> [Work instructions] Copy each line that holds "севмоқ".

▶

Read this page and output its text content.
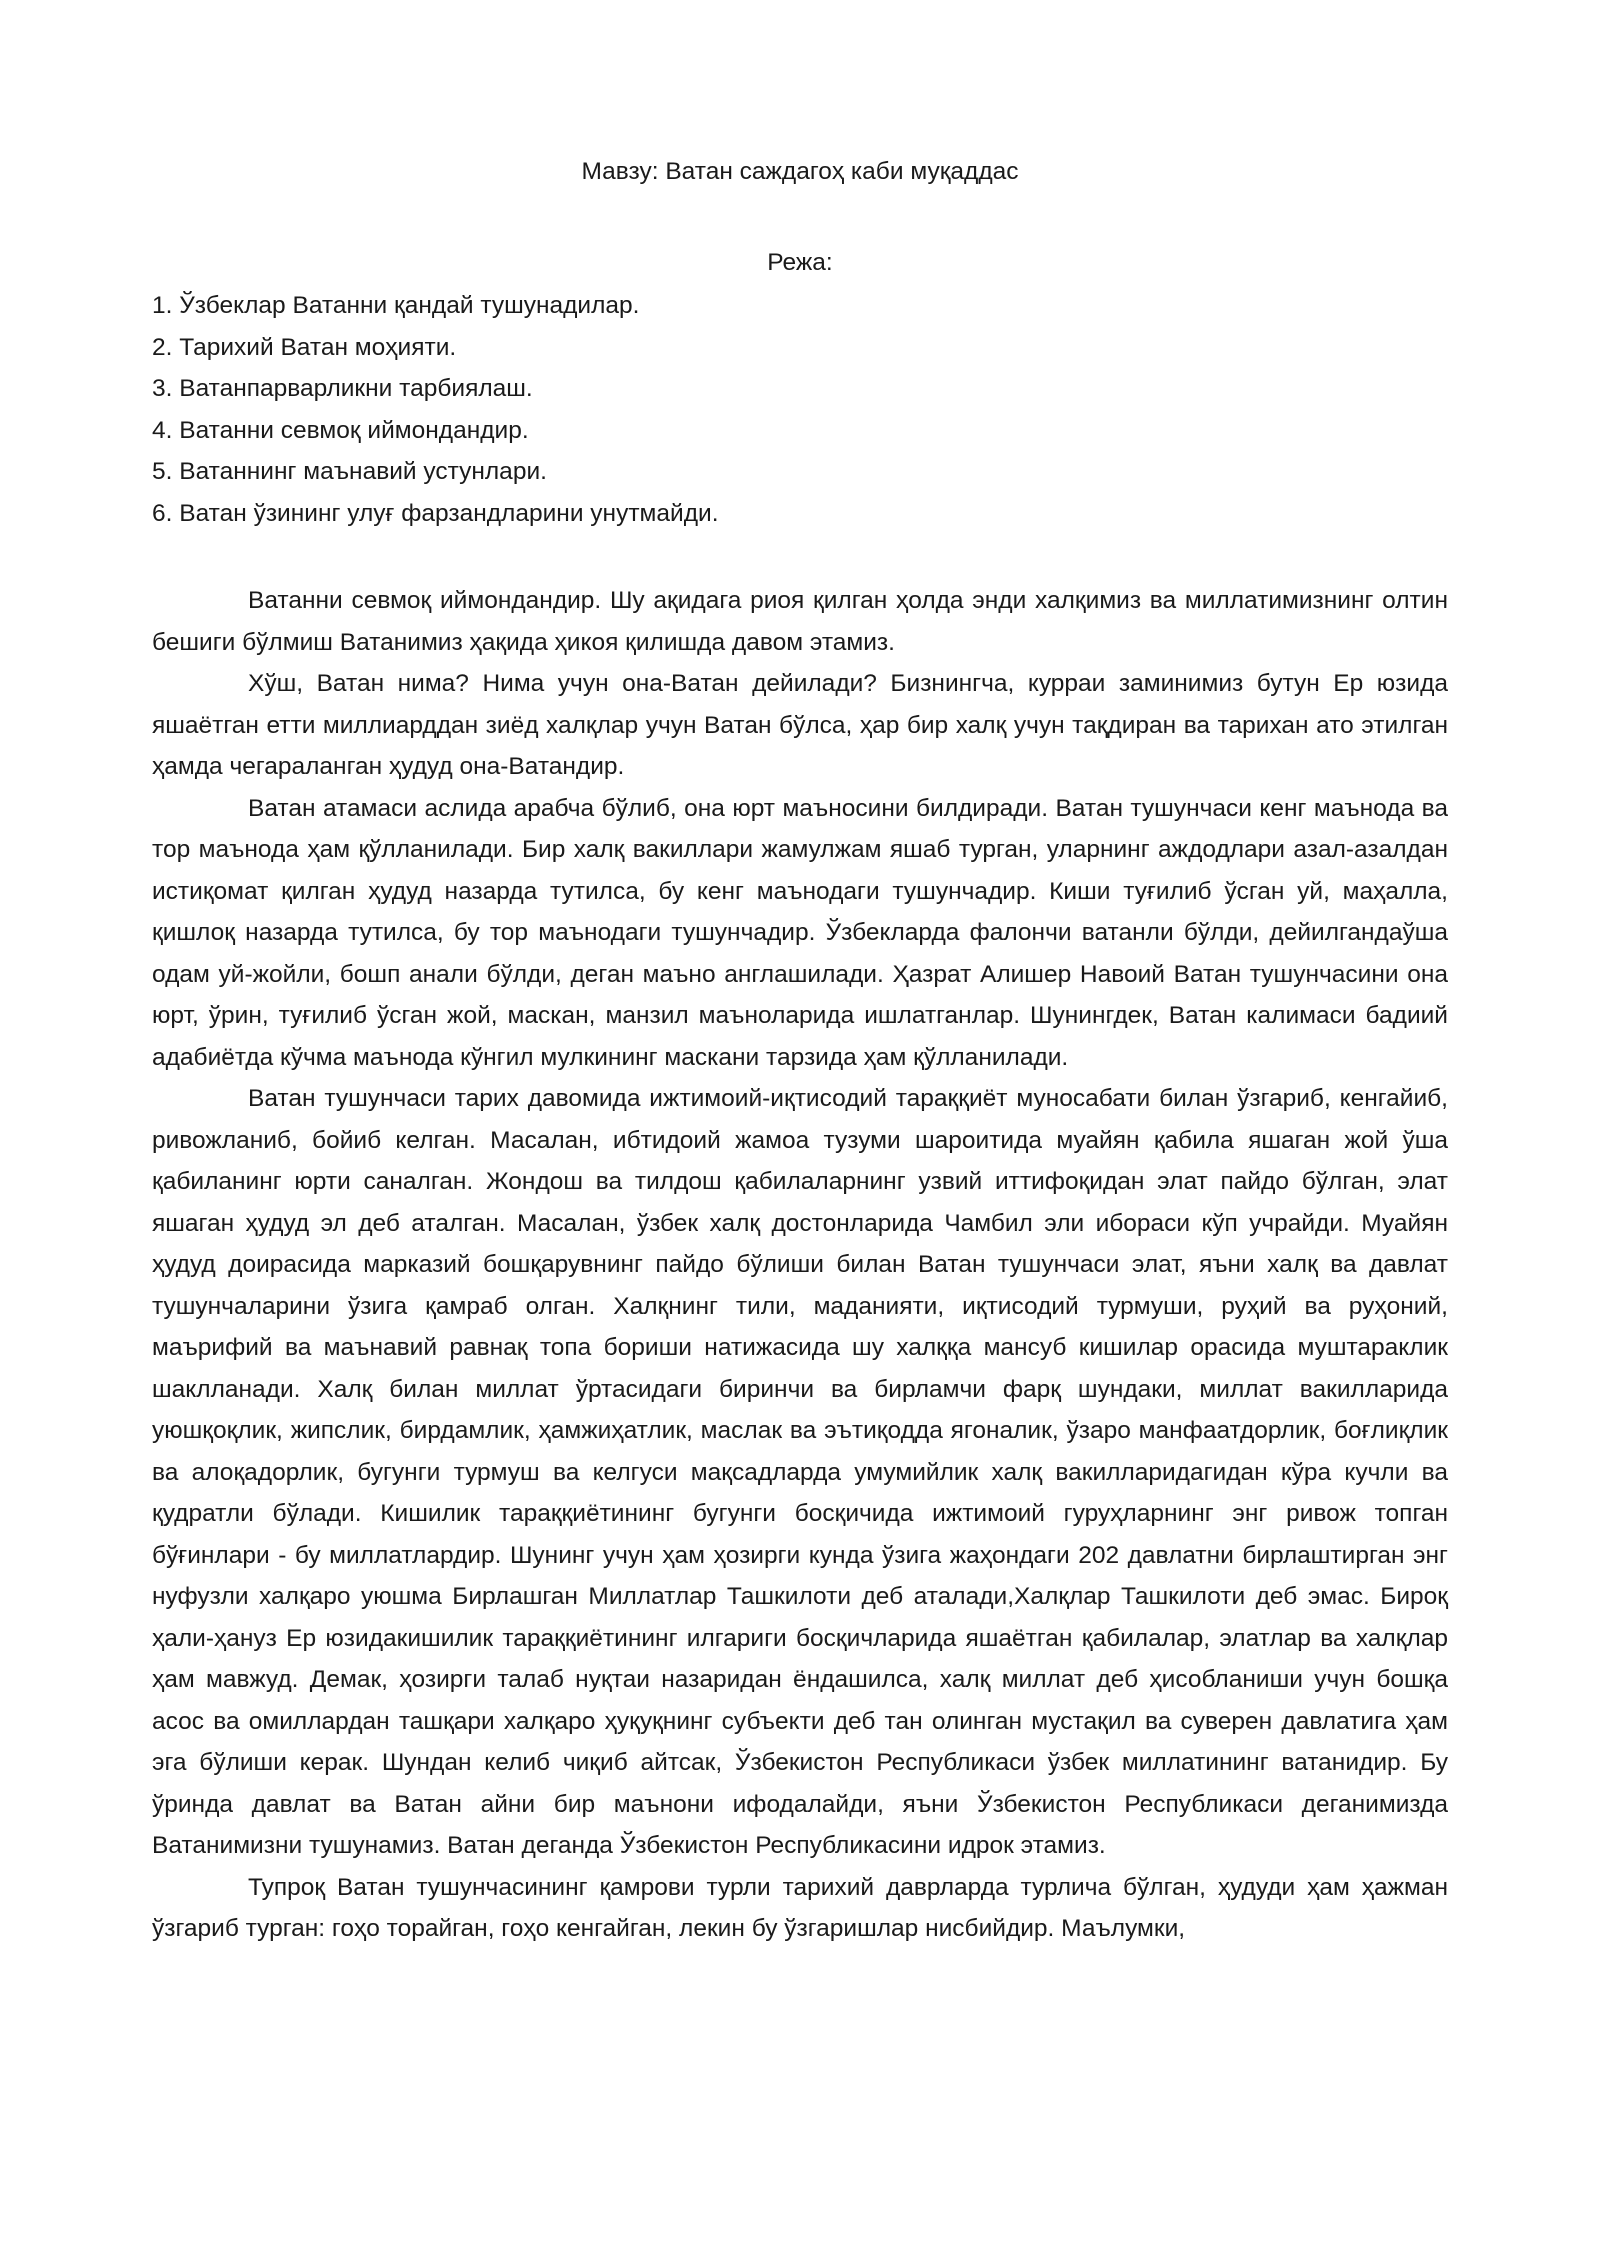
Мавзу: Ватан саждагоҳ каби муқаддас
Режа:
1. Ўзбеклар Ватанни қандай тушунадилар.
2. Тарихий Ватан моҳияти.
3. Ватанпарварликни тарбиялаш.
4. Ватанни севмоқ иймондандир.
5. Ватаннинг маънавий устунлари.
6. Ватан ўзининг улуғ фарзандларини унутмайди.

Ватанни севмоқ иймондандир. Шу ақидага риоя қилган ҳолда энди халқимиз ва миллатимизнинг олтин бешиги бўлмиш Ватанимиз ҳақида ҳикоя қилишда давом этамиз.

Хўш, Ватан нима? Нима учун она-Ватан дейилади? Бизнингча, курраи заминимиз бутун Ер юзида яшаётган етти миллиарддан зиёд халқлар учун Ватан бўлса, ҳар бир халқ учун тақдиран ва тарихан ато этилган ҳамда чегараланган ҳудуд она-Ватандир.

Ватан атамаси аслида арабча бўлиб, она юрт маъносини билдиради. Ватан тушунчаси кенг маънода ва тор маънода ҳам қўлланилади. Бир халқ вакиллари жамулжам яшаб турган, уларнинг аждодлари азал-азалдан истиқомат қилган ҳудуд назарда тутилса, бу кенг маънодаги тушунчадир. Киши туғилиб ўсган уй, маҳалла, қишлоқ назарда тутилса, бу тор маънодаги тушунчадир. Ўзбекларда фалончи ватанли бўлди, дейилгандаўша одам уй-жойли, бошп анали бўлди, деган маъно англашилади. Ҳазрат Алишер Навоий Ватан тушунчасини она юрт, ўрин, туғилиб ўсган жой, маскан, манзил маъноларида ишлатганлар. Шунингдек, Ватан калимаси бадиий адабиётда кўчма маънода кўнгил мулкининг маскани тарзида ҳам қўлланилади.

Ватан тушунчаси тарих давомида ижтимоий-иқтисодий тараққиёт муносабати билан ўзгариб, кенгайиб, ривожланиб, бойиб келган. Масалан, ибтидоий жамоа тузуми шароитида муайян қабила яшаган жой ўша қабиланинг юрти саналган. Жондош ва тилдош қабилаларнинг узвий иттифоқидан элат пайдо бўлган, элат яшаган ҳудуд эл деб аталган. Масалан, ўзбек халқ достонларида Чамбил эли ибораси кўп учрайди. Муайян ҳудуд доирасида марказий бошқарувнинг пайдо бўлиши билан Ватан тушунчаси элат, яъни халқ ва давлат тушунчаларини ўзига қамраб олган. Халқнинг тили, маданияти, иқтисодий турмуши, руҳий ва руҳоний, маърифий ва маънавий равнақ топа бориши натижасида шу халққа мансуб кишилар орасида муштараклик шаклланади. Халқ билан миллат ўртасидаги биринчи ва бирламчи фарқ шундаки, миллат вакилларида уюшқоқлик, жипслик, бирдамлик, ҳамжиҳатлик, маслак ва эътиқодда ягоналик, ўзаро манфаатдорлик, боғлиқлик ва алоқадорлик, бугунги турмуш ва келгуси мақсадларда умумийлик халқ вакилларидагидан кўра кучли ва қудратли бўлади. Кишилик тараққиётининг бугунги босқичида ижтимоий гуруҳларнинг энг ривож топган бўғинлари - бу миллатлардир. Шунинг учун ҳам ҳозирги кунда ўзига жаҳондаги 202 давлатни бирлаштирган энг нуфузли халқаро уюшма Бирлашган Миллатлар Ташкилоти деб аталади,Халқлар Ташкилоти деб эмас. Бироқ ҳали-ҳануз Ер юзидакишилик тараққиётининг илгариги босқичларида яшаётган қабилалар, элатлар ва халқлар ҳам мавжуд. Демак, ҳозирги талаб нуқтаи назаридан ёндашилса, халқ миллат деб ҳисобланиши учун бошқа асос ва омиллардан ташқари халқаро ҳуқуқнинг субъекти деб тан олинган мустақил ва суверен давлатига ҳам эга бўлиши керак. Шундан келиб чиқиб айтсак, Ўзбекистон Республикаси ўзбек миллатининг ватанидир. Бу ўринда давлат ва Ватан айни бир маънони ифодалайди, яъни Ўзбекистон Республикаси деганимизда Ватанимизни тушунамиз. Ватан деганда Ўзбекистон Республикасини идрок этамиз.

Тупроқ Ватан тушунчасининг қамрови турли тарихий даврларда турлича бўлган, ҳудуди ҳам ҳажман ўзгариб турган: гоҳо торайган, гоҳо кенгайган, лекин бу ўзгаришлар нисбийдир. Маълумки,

◀

> [Result for this task]
4. Ватанни севмоқ иймондандир.
Ватанни севмоқ иймондандир. Шу ақидага риоя қилган ҳолда энди халқимиз ва миллатимизнинг олтин бешиги бўлмиш Ватанимиз ҳақида ҳикоя қилишда давом этамиз.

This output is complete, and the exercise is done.